■ GIVEN RECORDS ■
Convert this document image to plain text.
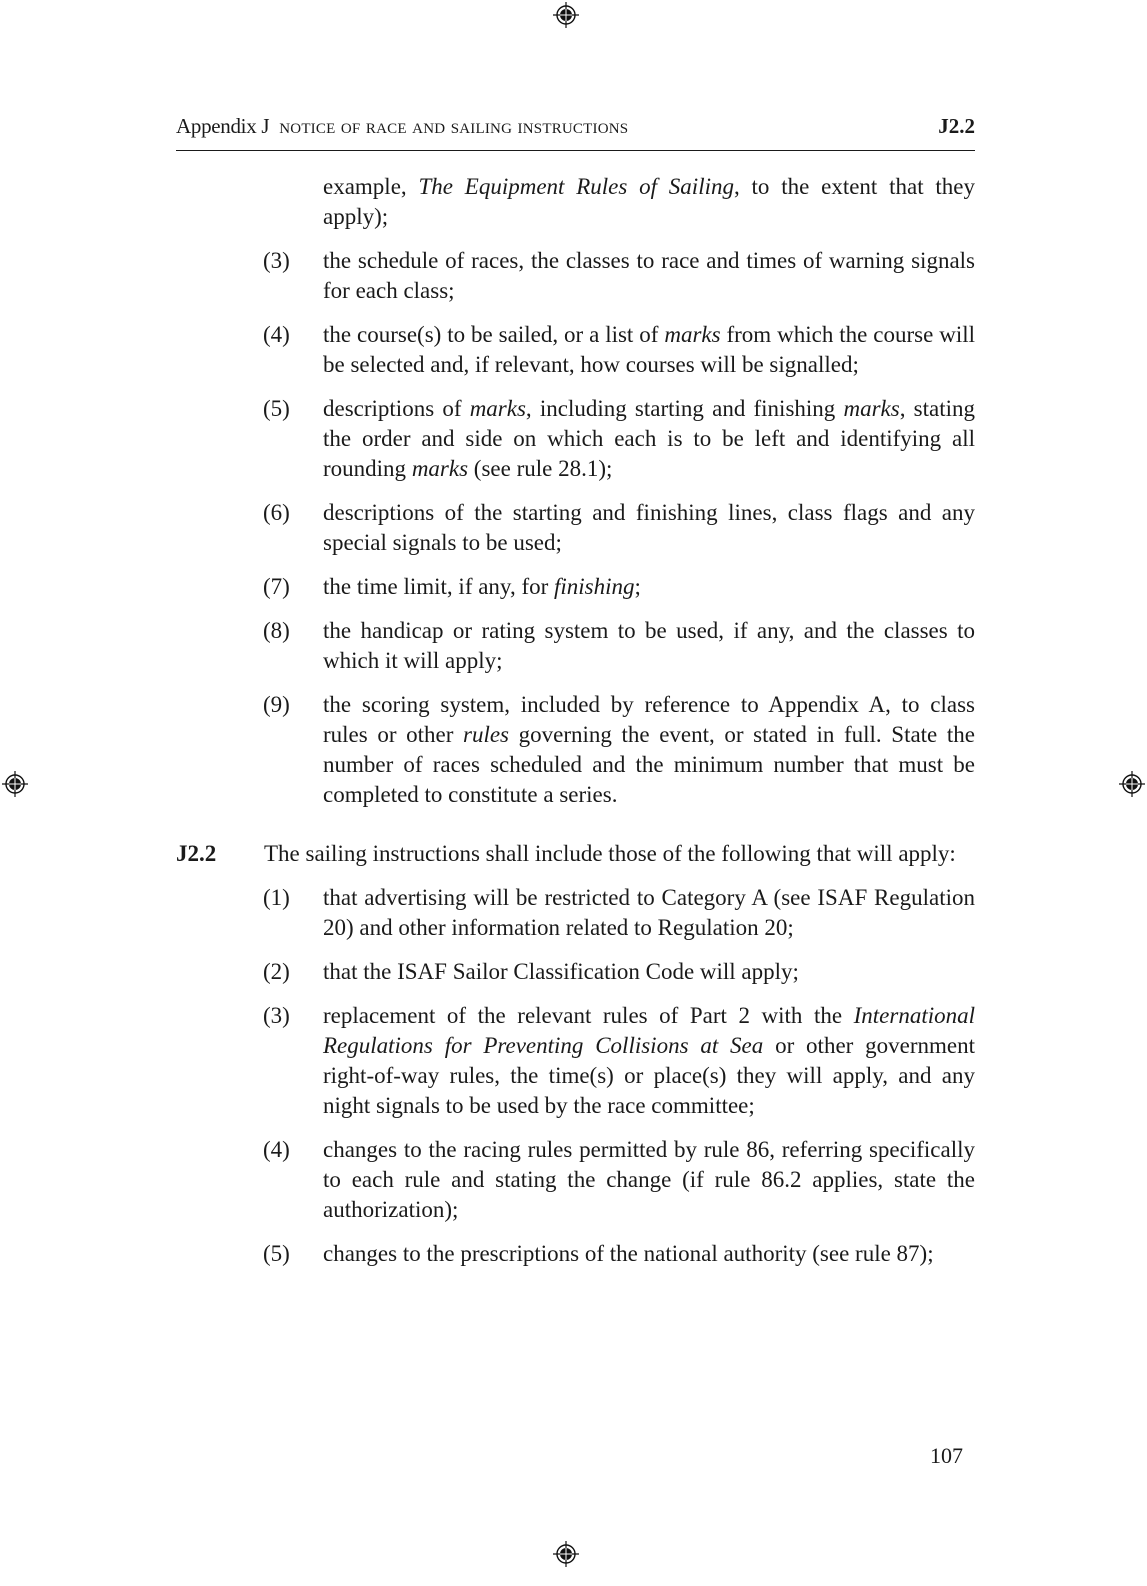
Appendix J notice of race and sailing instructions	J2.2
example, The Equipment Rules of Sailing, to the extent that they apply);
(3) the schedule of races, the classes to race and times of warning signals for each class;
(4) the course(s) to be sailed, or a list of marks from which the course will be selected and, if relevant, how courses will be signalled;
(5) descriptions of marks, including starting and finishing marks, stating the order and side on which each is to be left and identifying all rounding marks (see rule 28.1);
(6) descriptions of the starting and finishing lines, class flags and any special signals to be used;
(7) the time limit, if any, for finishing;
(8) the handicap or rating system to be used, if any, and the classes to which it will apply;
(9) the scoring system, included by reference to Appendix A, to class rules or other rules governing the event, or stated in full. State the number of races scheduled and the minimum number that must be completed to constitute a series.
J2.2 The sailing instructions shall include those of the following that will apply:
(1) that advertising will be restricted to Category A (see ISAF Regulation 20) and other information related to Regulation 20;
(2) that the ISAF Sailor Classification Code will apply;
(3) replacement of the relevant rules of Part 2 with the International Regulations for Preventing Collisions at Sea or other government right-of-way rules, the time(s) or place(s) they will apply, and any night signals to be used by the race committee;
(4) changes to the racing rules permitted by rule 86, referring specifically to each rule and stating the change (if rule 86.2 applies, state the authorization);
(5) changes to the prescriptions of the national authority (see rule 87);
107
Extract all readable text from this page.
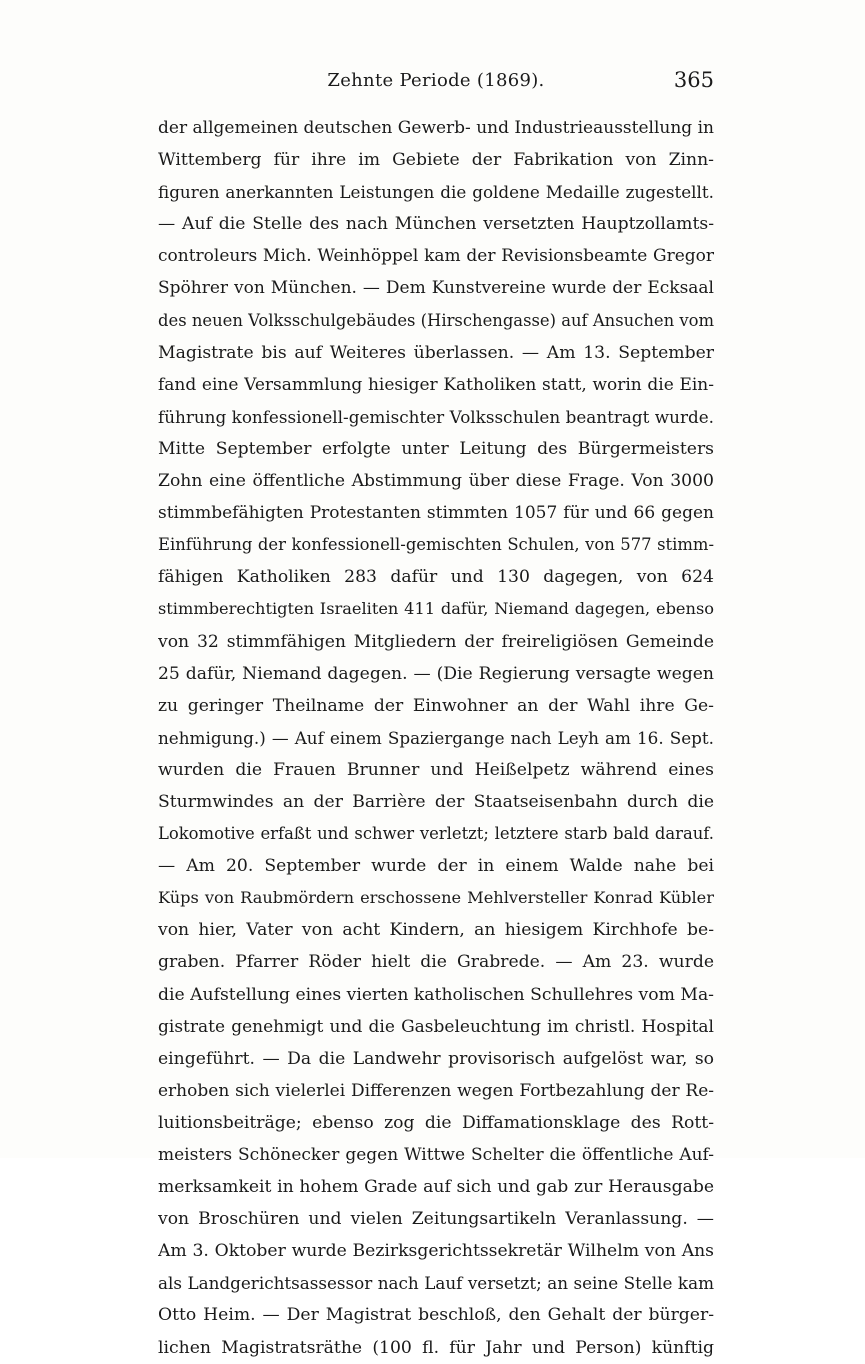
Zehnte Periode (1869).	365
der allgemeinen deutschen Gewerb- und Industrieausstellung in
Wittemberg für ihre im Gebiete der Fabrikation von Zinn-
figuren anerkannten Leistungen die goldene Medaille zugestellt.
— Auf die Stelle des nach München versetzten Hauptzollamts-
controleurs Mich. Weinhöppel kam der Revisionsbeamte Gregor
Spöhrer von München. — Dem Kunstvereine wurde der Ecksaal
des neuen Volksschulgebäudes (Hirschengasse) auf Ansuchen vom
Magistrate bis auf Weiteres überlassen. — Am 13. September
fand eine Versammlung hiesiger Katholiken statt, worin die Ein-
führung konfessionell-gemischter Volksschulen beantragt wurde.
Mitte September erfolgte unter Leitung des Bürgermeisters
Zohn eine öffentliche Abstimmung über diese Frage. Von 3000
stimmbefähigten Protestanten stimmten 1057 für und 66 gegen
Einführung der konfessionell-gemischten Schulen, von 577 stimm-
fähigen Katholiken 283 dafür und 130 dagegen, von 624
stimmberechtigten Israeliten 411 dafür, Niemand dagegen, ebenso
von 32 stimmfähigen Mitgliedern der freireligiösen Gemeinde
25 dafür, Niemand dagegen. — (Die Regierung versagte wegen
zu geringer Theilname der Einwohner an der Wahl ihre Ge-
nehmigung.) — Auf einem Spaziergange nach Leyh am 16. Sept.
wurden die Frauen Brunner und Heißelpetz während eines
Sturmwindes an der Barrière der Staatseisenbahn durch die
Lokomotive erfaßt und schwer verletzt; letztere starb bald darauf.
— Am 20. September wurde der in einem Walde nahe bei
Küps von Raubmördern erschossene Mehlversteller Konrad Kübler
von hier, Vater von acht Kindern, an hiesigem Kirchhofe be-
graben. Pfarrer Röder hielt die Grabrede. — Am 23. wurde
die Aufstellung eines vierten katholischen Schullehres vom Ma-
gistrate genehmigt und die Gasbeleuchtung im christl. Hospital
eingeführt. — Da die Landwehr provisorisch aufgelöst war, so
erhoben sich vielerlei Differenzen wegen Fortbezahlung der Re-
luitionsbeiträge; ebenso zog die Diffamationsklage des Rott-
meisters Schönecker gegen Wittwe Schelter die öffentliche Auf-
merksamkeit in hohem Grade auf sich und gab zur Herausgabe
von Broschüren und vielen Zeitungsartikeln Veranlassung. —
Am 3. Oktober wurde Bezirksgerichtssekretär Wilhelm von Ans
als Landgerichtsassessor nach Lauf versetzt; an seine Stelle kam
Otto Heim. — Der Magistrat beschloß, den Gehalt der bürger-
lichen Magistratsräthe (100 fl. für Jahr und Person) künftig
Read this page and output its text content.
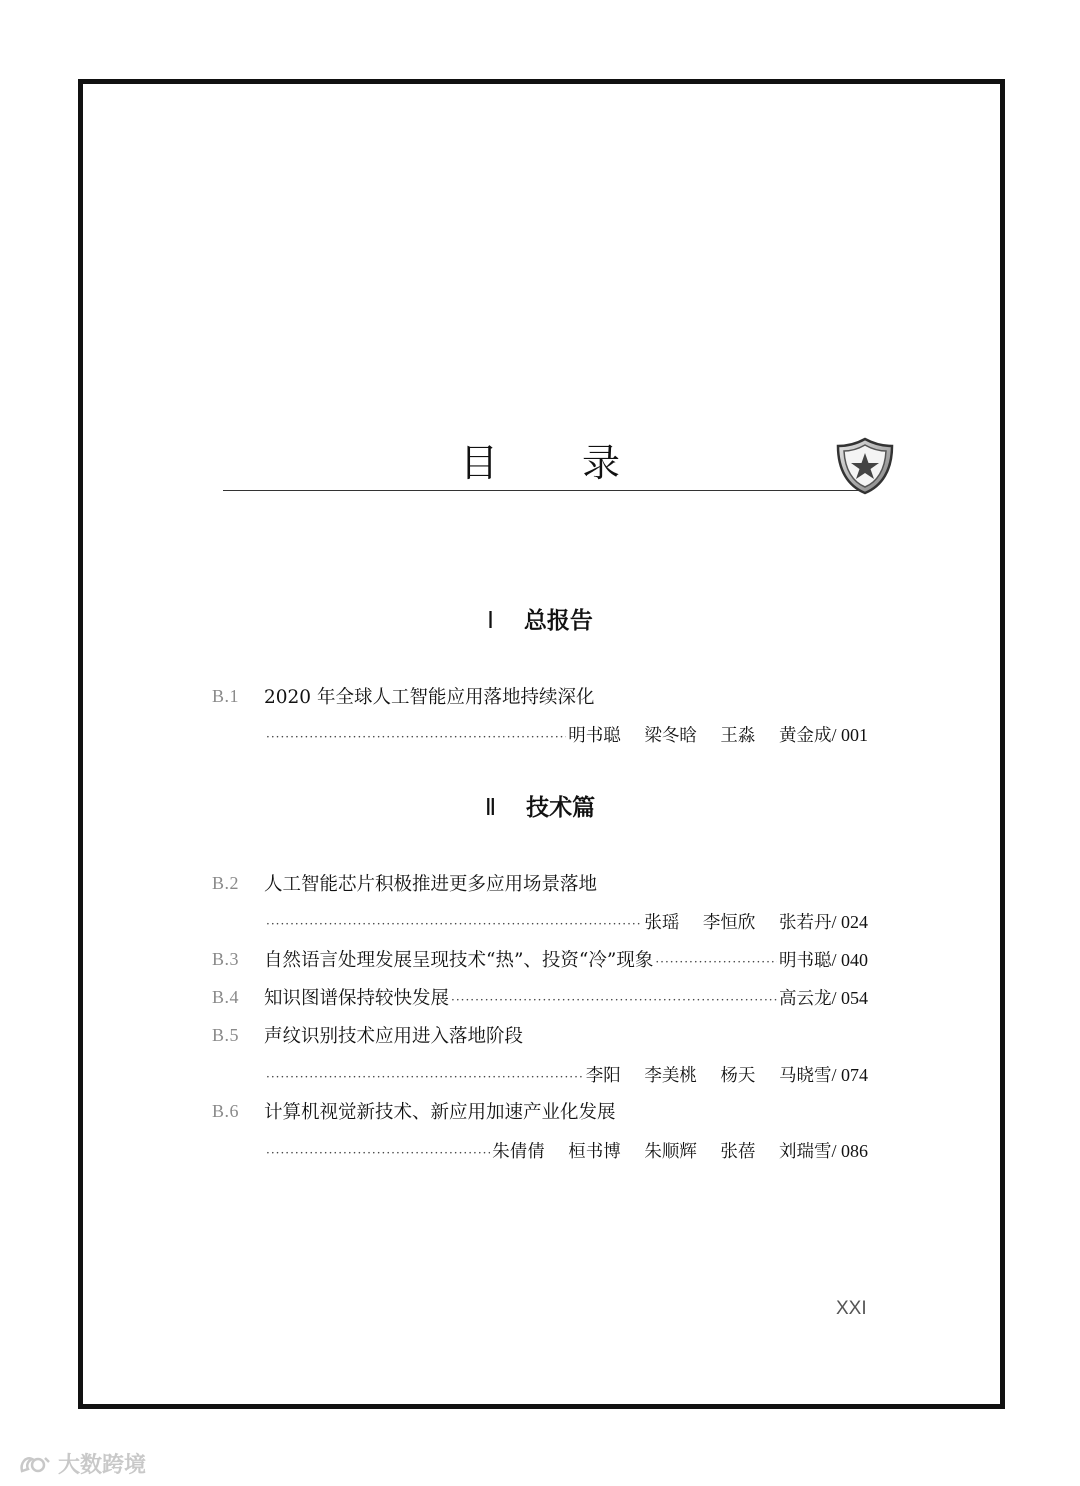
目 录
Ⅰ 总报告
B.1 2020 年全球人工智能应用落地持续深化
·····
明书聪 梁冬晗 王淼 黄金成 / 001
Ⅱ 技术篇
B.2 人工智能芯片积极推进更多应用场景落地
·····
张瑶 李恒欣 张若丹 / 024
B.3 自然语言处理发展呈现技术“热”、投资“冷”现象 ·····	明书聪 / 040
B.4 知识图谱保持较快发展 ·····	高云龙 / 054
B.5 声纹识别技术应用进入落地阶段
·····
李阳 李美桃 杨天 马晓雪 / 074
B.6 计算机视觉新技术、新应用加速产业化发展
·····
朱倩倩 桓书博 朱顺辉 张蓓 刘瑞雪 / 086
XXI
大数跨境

■ DESCRIPTION OF THE TASK ■
Pick out all lines from the data above in which the word "relevant" appears.

■ RESPONSE TO THIS TASK ■
(4) the course(s) to be sailed, or a list of marks from which the course will be selected and, if relevant, how courses will be signalled;
(3) replacement of the relevant rules of Part 2 with the International Regulations for Preventing Collisions at Sea or other government right-of-way rules, the time(s) or place(s) they will apply, and any night signals to be used by the race committee;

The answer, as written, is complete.